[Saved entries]
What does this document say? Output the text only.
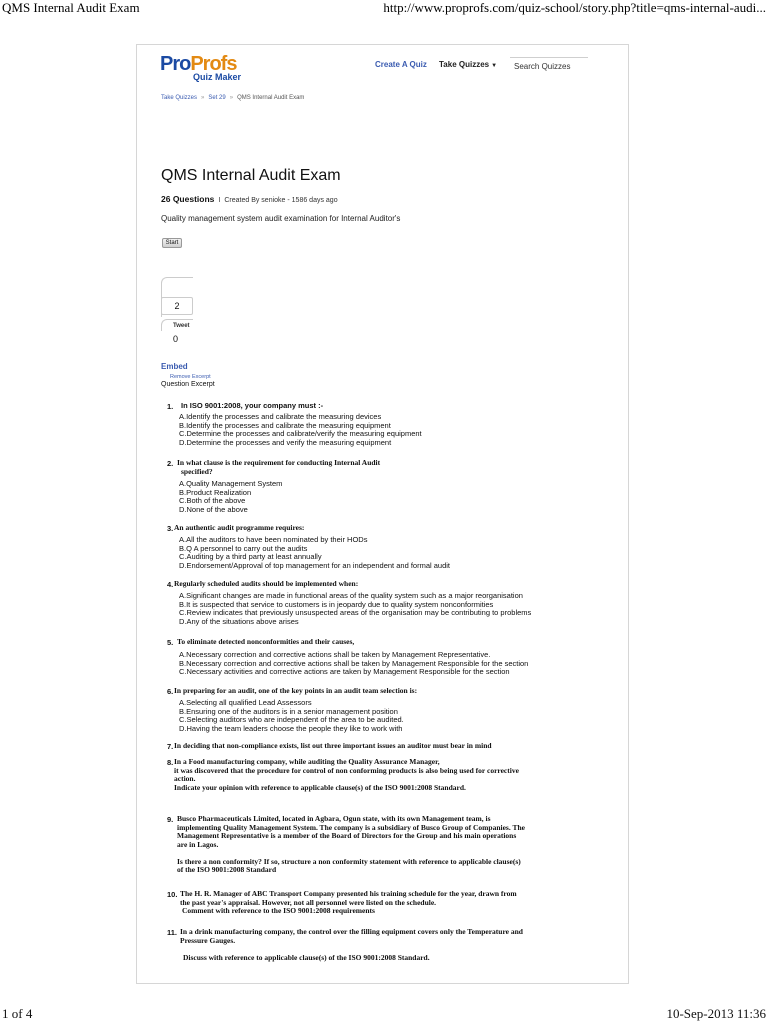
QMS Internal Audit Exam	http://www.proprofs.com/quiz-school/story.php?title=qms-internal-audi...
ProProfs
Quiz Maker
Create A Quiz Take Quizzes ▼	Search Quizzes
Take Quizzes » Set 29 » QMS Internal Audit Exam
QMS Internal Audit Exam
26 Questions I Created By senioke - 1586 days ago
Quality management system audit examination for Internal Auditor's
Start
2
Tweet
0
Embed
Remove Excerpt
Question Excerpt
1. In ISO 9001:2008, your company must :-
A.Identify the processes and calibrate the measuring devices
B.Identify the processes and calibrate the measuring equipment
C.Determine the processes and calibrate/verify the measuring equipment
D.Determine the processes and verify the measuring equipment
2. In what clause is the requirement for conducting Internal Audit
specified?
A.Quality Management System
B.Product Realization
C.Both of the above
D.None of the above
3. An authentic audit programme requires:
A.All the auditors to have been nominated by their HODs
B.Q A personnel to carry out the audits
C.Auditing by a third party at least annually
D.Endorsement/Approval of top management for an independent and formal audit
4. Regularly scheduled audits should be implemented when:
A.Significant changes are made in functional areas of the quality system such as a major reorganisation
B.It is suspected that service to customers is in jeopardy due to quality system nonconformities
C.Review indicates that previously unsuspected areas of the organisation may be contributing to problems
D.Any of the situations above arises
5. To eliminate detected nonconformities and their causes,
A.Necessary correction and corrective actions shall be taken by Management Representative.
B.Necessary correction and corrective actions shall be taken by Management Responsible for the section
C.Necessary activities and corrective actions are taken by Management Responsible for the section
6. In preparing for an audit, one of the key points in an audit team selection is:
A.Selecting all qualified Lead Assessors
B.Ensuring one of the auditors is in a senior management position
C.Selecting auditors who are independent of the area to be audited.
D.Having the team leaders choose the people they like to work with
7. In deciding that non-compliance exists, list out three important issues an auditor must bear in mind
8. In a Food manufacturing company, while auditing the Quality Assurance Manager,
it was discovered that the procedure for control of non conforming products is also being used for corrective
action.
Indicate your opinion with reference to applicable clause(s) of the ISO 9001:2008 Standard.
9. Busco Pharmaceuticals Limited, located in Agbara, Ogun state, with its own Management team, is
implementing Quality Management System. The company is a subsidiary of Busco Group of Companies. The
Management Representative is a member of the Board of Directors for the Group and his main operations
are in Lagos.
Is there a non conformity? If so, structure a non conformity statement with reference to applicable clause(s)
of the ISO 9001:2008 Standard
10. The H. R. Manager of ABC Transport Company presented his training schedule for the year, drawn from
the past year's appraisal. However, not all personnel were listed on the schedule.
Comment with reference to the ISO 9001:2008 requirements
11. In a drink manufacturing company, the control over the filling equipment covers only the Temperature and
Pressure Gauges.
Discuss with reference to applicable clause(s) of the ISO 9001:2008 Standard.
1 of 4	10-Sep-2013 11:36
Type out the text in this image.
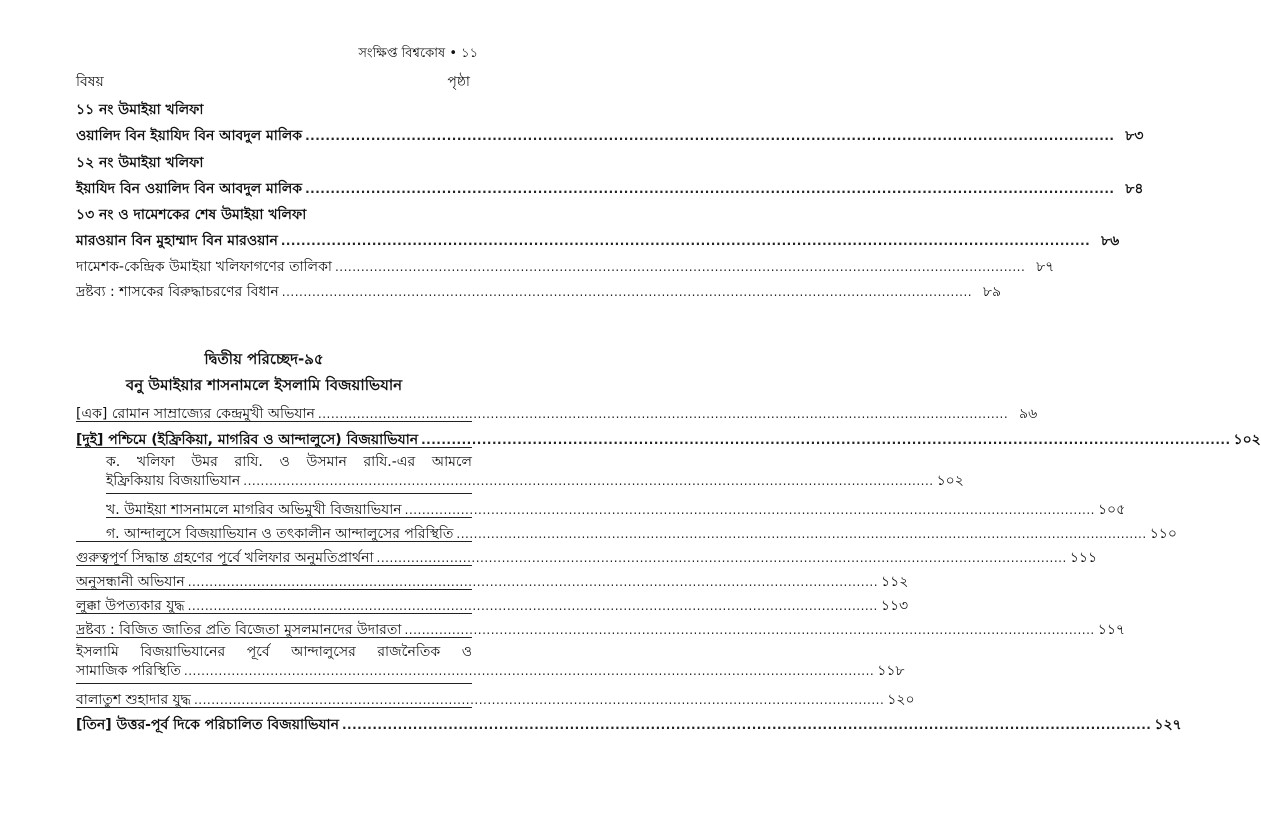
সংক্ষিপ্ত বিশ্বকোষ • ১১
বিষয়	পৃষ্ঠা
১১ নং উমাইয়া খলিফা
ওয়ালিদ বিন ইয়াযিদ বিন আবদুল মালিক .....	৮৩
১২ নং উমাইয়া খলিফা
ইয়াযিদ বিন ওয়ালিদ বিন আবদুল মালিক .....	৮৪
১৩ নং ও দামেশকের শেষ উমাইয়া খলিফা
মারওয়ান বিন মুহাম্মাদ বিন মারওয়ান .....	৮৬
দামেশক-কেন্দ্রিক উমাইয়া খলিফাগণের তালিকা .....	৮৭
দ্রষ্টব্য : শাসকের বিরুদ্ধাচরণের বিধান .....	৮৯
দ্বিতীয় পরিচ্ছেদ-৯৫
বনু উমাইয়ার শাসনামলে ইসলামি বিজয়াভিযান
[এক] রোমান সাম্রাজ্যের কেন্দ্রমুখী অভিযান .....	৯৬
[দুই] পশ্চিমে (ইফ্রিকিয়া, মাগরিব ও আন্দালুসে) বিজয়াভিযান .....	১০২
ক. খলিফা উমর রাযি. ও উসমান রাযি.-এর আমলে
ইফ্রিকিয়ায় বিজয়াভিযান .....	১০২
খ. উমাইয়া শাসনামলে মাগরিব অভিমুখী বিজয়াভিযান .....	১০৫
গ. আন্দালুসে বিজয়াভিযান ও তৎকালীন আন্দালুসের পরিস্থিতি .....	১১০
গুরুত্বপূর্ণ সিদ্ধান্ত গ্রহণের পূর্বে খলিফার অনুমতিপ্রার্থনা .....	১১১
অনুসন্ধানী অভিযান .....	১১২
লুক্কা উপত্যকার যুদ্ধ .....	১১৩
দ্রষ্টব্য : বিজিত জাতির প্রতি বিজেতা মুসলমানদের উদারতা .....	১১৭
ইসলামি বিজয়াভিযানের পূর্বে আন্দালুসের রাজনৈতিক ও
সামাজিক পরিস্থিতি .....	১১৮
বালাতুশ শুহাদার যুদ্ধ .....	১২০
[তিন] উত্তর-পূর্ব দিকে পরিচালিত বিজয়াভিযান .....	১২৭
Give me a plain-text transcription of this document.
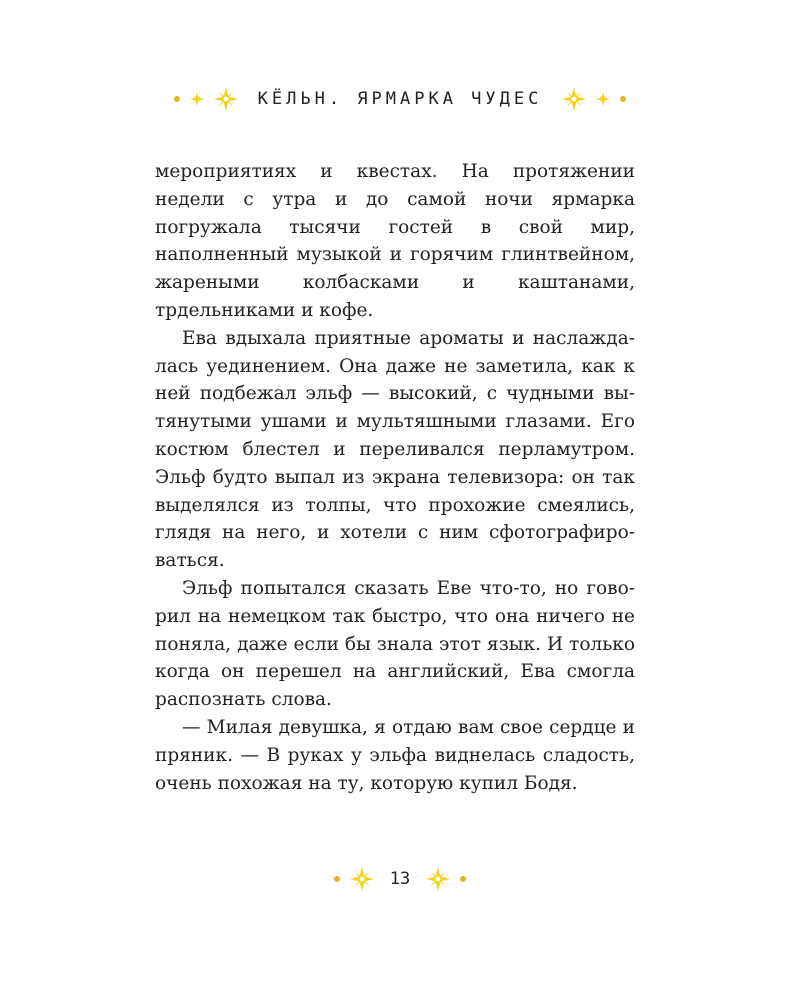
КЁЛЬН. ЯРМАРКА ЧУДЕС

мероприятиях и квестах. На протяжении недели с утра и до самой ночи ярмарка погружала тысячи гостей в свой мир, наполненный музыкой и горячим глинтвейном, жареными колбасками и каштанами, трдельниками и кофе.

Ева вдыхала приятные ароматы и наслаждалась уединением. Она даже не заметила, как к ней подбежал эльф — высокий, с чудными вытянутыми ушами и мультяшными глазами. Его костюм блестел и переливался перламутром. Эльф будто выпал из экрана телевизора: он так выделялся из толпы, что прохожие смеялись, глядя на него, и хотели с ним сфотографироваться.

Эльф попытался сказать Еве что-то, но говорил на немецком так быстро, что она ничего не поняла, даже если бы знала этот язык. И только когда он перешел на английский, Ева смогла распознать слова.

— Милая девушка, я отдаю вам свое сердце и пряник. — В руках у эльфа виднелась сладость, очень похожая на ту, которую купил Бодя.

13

- _Short exercise_
Pull every line holding "Representative" out of the records.

- _Task output_
A.Necessary correction and corrective actions shall be taken by Management Representative.
Management Representative is a member of the Board of Directors for the Group and his main operations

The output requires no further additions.